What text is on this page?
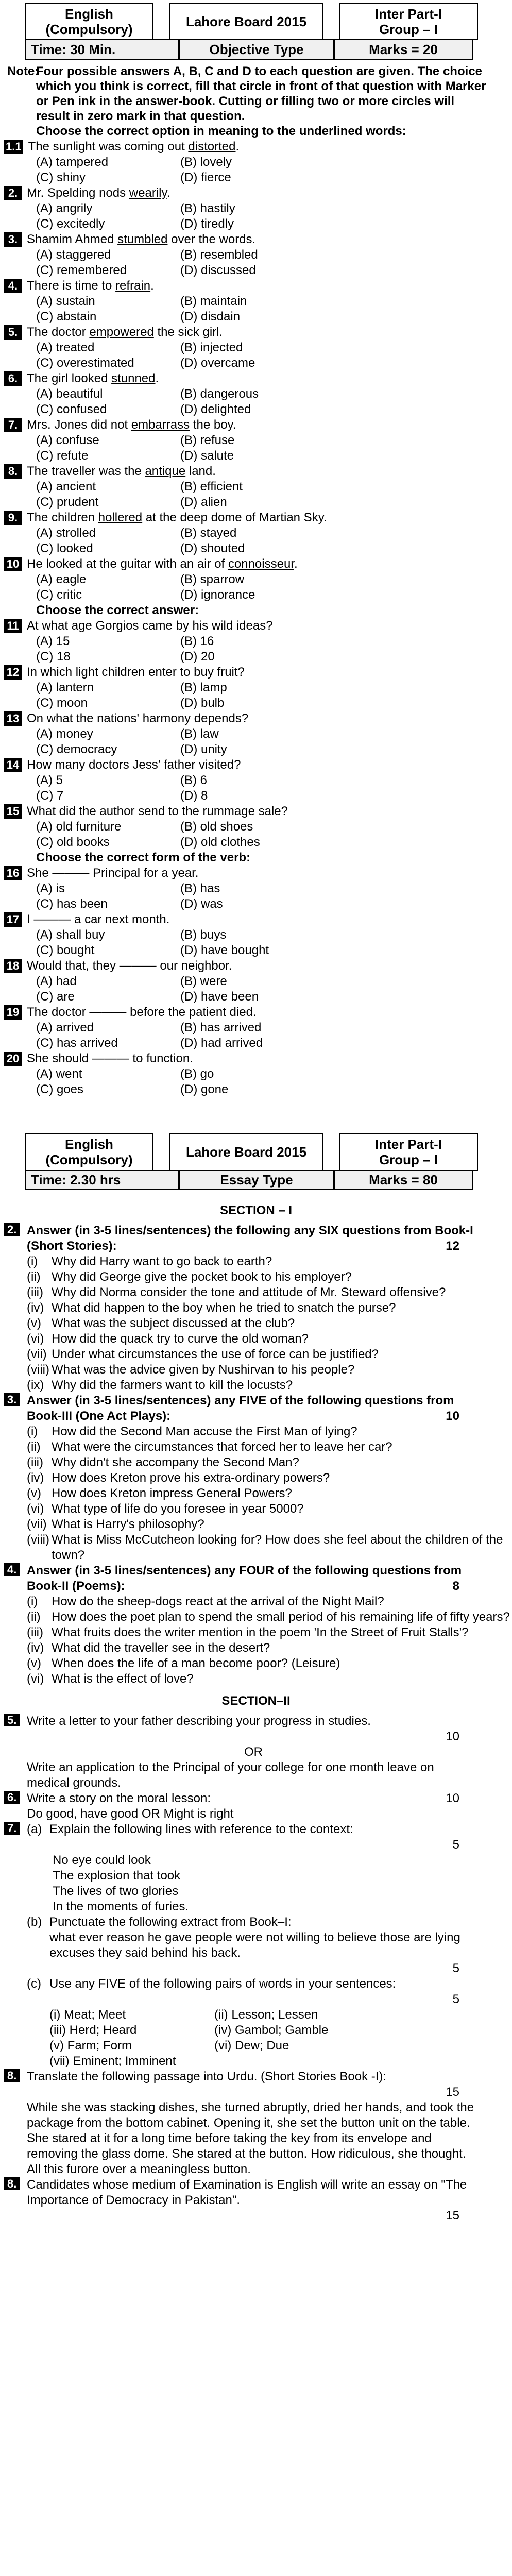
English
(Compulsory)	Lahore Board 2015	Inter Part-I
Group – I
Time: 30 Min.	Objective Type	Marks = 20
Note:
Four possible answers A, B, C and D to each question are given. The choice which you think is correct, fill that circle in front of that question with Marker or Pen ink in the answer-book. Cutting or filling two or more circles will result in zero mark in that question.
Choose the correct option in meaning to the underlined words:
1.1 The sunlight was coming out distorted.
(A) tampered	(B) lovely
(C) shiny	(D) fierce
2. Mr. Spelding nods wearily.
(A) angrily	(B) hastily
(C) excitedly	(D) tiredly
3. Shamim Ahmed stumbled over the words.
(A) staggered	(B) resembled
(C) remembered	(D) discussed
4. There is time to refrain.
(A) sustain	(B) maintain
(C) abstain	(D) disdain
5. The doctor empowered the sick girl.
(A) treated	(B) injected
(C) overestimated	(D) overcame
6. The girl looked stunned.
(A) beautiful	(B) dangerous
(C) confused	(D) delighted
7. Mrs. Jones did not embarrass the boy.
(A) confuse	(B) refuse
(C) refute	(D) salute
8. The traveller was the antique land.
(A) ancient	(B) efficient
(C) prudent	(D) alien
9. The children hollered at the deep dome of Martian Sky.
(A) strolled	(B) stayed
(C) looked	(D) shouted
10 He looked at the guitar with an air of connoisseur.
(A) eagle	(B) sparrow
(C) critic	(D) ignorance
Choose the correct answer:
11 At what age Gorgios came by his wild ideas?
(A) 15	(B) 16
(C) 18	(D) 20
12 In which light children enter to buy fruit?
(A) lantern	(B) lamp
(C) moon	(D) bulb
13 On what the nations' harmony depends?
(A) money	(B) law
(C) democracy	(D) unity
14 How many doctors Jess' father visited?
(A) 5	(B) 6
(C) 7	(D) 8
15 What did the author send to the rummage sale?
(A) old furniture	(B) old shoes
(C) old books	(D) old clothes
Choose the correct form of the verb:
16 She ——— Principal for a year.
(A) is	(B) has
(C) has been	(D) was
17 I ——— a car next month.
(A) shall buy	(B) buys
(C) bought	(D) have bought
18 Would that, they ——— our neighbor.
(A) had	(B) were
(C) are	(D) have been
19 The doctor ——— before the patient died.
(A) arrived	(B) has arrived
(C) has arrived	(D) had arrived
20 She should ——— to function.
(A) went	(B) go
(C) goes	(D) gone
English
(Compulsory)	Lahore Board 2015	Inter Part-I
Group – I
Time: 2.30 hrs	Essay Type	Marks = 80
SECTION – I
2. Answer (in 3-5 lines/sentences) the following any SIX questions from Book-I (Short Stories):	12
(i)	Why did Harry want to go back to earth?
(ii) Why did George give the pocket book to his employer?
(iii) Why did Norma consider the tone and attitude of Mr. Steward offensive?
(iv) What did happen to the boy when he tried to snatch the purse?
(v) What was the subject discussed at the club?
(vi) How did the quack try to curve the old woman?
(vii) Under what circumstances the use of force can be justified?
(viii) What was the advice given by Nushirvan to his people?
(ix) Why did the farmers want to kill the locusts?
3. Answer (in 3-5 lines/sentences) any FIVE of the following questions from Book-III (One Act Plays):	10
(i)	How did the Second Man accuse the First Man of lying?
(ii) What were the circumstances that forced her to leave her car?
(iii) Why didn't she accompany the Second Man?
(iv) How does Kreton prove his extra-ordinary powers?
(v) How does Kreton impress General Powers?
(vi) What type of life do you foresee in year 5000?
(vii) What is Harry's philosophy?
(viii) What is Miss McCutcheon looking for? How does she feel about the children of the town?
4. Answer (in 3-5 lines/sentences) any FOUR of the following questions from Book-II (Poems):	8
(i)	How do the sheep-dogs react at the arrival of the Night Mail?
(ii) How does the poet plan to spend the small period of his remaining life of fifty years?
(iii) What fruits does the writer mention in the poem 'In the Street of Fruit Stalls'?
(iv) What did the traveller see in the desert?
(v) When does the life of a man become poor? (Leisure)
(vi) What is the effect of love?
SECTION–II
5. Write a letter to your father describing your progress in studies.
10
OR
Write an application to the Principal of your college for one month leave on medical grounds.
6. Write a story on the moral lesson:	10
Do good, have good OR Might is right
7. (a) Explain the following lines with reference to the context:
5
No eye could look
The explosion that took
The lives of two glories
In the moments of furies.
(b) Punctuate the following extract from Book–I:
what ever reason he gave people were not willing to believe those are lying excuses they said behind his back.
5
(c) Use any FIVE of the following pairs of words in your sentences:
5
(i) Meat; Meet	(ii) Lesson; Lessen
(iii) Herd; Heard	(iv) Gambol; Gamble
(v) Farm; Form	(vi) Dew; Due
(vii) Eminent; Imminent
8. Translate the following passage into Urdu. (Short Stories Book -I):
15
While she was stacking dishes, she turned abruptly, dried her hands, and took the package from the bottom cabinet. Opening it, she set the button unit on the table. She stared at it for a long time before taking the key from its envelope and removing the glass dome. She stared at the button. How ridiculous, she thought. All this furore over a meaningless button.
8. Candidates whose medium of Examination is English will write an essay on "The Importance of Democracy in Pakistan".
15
::::
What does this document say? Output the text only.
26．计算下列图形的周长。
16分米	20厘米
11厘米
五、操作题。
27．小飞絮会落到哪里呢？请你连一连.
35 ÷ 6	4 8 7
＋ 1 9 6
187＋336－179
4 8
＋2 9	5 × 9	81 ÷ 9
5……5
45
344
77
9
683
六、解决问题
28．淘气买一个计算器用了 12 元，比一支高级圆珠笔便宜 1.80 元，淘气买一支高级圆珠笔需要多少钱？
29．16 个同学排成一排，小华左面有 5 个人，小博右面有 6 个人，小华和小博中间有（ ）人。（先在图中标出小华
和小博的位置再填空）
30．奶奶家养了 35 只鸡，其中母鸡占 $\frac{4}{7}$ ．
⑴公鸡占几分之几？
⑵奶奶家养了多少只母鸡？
::::
### GOAL OF THE EXERCISE
Scan the material above. Copy each line where "lines" occurs.

### OUTPUT OF THE EXERCISE
2. Answer (in 3-5 lines/sentences) the following any SIX questions from Book-I (Short Stories):	12
3. Answer (in 3-5 lines/sentences) any FIVE of the following questions from Book-III (One Act Plays):	10
4. Answer (in 3-5 lines/sentences) any FOUR of the following questions from Book-II (Poems):	8
7. (a) Explain the following lines with reference to the context:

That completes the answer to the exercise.